Data entries for graphics
* * * * * * * * *

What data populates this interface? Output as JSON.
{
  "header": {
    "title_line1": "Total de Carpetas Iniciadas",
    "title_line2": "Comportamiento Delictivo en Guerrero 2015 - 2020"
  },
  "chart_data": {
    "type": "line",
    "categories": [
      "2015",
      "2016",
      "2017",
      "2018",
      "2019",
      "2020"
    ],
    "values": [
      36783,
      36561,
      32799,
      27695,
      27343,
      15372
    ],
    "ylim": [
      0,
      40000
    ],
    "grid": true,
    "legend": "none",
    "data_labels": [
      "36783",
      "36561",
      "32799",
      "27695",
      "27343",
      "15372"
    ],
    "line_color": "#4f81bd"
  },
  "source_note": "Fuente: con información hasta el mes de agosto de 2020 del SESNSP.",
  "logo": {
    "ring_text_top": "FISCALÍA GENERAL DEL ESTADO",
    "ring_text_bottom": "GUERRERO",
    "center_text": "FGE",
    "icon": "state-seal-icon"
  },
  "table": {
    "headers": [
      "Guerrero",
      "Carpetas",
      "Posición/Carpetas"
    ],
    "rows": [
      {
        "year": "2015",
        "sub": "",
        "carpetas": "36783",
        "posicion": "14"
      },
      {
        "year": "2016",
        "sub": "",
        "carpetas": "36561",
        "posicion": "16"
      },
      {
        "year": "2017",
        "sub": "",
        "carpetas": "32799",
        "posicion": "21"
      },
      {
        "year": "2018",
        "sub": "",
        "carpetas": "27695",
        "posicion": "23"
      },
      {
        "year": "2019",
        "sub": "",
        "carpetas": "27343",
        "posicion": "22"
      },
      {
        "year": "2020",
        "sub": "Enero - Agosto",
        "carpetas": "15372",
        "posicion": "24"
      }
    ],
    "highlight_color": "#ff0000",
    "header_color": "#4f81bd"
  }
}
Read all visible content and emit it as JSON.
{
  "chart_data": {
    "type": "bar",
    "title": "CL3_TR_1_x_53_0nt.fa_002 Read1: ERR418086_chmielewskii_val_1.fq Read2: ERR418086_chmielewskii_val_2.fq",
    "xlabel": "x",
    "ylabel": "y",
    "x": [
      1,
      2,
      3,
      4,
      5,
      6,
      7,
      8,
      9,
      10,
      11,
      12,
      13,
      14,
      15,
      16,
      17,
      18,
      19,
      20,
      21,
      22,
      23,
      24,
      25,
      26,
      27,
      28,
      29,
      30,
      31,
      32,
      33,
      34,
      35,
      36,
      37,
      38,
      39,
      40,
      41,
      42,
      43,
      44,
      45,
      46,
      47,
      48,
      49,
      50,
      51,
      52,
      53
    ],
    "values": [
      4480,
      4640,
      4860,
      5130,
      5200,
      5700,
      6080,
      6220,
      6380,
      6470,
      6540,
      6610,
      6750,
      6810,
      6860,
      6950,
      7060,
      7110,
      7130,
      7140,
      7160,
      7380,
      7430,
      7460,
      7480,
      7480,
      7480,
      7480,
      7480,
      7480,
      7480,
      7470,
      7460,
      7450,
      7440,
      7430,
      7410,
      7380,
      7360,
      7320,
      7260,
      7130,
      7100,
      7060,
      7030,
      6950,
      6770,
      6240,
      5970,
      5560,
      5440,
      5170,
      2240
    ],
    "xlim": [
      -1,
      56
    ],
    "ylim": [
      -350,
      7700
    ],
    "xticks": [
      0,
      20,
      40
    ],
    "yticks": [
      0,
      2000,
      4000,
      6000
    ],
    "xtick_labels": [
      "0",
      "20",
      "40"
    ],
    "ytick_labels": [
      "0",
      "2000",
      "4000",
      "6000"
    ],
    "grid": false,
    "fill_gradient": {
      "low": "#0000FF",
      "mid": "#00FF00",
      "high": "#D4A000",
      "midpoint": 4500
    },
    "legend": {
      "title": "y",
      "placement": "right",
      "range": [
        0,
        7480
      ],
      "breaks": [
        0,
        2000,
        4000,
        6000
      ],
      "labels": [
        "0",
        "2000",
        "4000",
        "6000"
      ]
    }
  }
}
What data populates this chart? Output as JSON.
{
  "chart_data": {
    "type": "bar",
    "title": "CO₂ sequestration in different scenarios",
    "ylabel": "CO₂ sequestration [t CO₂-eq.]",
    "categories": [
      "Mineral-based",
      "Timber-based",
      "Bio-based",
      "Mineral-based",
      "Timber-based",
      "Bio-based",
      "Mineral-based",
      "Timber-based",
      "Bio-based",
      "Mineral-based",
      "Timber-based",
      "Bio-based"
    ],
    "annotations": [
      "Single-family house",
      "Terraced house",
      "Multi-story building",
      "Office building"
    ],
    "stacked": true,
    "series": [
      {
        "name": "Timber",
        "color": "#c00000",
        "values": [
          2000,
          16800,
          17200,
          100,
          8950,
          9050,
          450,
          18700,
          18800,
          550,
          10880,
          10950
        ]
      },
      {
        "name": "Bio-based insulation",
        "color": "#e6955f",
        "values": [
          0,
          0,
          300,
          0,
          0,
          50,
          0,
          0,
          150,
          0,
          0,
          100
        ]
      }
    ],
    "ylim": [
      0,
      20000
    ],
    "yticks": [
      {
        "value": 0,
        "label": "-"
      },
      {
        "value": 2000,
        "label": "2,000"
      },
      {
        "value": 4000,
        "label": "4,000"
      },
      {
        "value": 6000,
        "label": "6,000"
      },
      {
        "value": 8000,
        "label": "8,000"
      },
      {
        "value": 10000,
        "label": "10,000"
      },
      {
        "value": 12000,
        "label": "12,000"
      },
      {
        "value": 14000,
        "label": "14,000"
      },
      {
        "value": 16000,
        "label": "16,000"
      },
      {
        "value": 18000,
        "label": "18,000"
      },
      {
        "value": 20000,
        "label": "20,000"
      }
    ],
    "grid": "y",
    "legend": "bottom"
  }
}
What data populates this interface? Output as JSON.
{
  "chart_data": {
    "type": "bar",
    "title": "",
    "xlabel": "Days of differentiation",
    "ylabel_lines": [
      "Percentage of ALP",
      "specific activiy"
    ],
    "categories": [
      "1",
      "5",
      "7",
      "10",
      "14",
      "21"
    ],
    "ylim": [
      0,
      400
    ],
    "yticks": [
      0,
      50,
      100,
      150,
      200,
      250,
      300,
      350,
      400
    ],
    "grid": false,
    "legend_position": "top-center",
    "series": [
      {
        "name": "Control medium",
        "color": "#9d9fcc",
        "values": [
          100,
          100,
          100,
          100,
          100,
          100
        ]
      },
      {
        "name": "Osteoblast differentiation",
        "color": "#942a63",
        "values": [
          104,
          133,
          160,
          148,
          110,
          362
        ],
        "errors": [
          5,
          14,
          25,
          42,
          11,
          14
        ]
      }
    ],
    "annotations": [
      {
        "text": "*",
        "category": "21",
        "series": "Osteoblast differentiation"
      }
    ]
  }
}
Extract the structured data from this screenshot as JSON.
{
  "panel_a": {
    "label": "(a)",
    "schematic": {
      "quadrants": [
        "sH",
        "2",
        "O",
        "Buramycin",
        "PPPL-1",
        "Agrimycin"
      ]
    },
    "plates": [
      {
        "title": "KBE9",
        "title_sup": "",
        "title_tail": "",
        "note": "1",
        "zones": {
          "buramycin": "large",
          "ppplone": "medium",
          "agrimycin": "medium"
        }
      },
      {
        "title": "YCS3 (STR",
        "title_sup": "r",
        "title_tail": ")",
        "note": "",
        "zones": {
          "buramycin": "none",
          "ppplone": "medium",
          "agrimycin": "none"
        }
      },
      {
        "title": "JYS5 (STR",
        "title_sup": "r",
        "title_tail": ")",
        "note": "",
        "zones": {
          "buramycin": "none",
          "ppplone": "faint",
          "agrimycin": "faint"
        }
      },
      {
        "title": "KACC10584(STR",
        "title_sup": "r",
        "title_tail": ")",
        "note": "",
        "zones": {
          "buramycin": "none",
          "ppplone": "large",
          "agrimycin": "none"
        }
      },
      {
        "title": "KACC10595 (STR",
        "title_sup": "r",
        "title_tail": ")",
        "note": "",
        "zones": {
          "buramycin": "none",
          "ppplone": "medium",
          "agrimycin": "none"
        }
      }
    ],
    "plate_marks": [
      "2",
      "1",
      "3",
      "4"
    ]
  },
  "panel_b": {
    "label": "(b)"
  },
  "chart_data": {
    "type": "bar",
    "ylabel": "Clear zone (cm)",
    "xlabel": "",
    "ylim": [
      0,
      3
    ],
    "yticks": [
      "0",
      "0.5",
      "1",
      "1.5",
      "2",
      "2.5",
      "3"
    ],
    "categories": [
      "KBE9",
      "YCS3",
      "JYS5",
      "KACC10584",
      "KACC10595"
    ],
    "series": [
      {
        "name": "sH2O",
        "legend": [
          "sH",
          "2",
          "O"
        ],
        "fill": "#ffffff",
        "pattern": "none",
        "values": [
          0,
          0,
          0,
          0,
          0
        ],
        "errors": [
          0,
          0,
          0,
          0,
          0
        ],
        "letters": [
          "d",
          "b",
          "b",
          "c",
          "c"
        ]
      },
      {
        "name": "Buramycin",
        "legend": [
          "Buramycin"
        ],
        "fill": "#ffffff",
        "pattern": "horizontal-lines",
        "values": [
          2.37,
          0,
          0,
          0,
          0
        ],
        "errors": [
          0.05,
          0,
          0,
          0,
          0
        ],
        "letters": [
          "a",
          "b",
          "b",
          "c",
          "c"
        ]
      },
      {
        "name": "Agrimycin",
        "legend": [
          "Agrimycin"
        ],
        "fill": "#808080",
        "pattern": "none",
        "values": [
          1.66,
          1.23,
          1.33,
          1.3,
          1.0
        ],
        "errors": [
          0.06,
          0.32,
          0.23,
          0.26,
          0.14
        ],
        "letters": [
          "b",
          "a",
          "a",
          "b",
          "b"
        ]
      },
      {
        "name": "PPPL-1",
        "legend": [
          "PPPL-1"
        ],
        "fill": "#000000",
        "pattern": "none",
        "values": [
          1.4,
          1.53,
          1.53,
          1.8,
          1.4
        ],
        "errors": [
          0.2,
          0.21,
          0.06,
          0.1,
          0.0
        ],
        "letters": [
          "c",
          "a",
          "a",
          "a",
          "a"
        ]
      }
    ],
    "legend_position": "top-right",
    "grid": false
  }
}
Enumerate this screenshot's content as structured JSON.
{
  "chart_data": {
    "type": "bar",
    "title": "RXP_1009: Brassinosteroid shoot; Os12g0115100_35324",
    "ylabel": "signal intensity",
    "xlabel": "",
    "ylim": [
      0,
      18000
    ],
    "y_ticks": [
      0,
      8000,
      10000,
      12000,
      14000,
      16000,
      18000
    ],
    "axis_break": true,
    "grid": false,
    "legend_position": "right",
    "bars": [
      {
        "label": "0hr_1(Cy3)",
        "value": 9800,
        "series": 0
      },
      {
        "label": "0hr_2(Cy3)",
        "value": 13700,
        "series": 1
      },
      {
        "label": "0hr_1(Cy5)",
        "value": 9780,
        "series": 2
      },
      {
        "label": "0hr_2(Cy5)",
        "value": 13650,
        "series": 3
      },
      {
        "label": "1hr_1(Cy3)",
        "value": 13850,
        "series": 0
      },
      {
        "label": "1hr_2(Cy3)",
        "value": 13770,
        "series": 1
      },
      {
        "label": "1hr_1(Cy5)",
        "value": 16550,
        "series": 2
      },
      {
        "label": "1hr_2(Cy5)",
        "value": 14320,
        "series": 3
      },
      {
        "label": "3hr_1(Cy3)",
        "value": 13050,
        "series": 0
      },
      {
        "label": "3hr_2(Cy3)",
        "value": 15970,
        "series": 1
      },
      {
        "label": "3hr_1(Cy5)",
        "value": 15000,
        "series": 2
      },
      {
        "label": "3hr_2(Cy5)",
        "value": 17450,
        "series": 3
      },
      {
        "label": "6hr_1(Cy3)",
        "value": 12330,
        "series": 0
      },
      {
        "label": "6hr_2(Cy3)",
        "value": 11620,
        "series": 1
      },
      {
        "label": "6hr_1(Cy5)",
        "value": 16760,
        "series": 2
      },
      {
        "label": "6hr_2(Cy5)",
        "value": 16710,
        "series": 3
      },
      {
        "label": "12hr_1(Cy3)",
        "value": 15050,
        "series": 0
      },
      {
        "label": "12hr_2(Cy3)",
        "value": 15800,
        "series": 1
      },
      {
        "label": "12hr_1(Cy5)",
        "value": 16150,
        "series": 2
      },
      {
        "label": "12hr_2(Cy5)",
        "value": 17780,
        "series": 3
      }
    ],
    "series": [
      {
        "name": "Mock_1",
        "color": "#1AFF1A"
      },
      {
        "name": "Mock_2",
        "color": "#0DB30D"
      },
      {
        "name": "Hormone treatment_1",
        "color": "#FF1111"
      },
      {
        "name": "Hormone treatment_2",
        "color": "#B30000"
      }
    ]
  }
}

* * * * * * * * *

Instruction →
Identify lines with the string "Hormone". Copy each one.

Worked solution →
        "name": "Hormone treatment_1",
        "name": "Hormone treatment_2",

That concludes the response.